Stated problem
Search the entries below. Return every line that has "Umanah" in it.

----- Source data -----

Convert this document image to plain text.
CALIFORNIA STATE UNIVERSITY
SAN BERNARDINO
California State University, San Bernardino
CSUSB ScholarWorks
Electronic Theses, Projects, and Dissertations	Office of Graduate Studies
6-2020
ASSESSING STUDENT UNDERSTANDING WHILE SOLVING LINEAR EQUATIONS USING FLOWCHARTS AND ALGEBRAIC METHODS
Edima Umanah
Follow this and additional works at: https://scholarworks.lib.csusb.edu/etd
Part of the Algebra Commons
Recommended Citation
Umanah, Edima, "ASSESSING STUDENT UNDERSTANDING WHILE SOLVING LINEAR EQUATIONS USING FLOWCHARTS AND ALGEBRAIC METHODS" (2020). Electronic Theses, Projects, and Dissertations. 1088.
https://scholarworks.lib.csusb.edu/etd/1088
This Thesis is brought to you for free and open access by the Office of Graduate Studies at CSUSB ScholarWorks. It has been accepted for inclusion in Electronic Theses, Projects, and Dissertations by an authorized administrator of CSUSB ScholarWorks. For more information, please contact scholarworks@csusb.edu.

-----

Task output
Edima Umanah
Umanah, Edima, "ASSESSING STUDENT UNDERSTANDING WHILE SOLVING LINEAR EQUATIONS USING FLOWCHARTS AND ALGEBRAIC METHODS" (2020). Electronic Theses, Projects, and Dissertations. 1088.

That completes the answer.